Written problem: Scan the material for the word "label", and copy each line where it shows up.

[Data records]
------------------------------------------------------------
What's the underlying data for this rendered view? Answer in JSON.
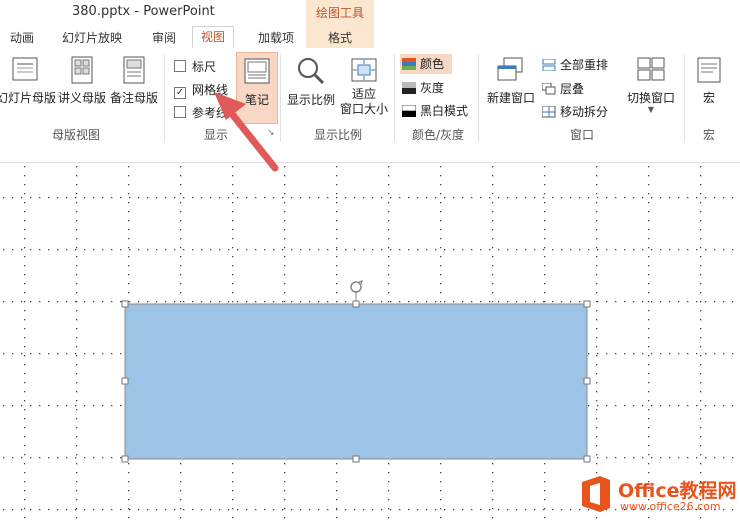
{
  "window": {
    "title": "380.pptx - PowerPoint"
  },
  "context_tab": {
    "title": "绘图工具",
    "tab": "格式"
  },
  "tabs": [
    "动画",
    "幻灯片放映",
    "审阅",
    "视图",
    "加载项"
  ],
  "ribbon": {
    "master_views": {
      "items": [
        "幻灯片母版",
        "讲义母版",
        "备注母版"
      ],
      "label": "母版视图"
    },
    "show": {
      "ruler": "标尺",
      "gridlines": "网格线",
      "guides": "参考线",
      "notes": "笔记",
      "label": "显示"
    },
    "zoom": {
      "zoom": "显示比例",
      "fit_line1": "适应",
      "fit_line2": "窗口大小",
      "label": "显示比例"
    },
    "color": {
      "color": "颜色",
      "grayscale": "灰度",
      "bw": "黑白模式",
      "label": "颜色/灰度"
    },
    "window": {
      "new_window": "新建窗口",
      "arrange_all": "全部重排",
      "cascade": "层叠",
      "move_split": "移动拆分",
      "switch": "切换窗口",
      "label": "窗口"
    },
    "macros": {
      "macro": "宏",
      "label": "宏"
    }
  },
  "watermark": {
    "name": "Office教程网",
    "url": "www.office26.com"
  },
  "colors": {
    "accent": "#c0522a",
    "shape_fill": "#9dc3e6",
    "arrow": "#e05a5a",
    "highlight": "#f8d7c4"
  }
}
------------------------------------------------------------
Exercise result:
      "label": "母版视图"
      "label": "显示"
      "label": "显示比例"
      "label": "颜色/灰度"
      "label": "窗口"
      "label": "宏"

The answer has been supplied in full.